> [Data extract]

====

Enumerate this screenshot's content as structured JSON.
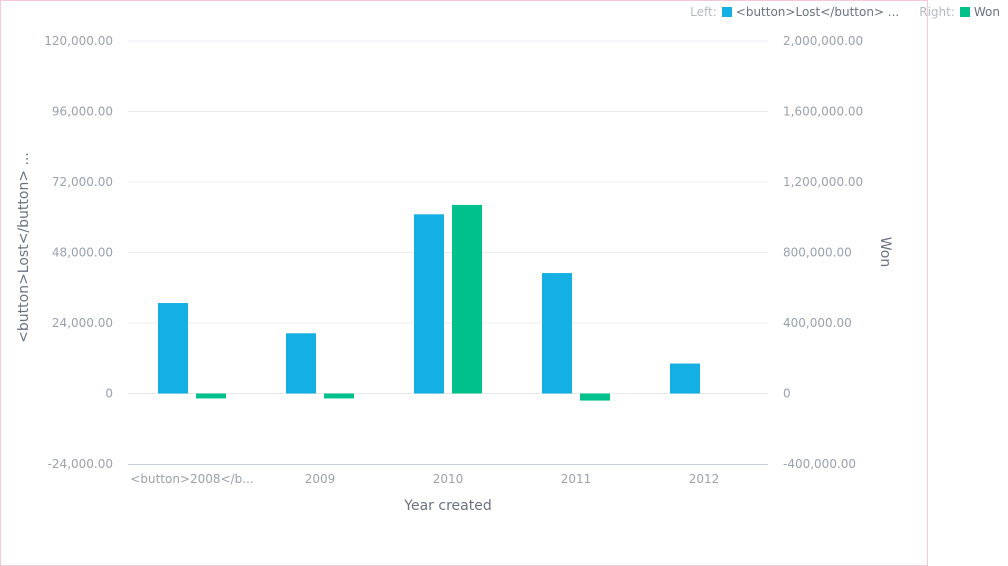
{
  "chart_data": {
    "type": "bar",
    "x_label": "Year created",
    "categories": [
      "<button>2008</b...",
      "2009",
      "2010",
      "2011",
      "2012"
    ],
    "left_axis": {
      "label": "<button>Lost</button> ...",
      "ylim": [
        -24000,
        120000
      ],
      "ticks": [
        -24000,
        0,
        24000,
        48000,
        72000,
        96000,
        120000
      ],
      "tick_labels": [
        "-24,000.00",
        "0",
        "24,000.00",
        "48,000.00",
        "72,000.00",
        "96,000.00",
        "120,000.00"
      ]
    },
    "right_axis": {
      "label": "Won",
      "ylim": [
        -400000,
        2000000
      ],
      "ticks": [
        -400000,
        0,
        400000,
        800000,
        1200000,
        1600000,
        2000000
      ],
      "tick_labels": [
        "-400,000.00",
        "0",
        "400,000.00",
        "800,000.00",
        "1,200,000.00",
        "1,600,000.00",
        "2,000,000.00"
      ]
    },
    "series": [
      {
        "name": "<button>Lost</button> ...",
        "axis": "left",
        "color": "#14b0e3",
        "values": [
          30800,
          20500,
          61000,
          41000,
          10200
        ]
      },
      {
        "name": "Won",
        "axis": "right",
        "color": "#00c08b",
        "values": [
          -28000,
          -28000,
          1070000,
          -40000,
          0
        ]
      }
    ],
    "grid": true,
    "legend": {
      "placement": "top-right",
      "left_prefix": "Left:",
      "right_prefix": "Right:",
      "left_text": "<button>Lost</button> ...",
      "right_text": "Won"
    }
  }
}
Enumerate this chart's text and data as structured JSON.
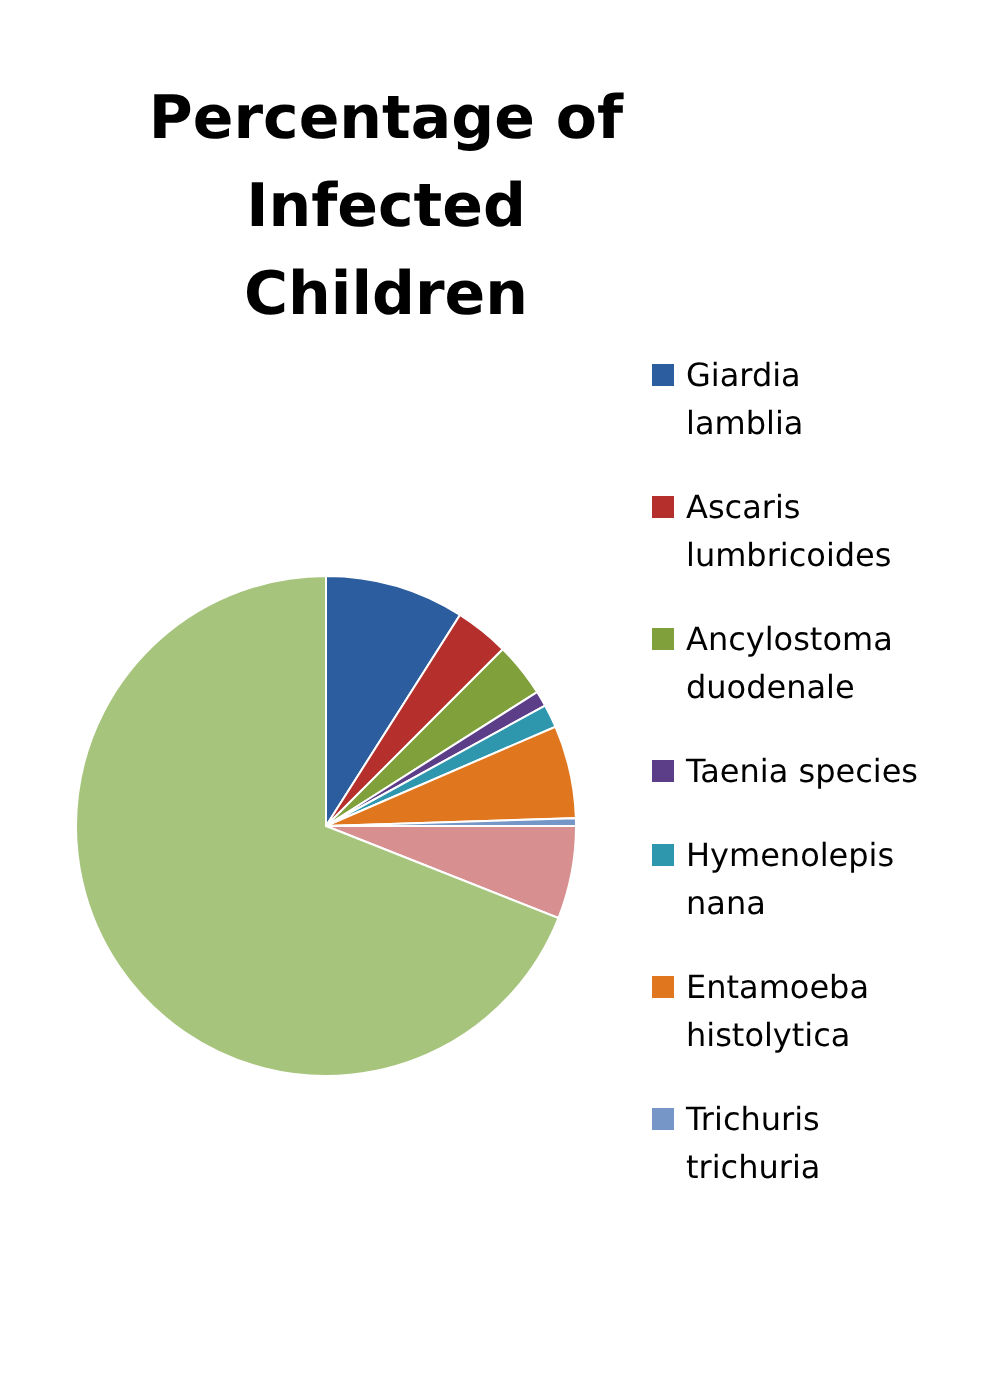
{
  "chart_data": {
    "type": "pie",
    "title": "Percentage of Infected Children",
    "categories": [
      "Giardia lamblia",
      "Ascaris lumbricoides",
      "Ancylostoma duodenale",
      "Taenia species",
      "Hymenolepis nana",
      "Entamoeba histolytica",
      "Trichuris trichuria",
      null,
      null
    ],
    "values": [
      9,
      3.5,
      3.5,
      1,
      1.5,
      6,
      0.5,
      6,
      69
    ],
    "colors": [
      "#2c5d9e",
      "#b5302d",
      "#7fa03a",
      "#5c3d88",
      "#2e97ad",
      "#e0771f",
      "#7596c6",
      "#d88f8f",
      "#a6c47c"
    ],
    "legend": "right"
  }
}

====

> [Directive] What is the number of lines that hold the string "JSON"? Reply with that number alone.

> [Worked solution] 2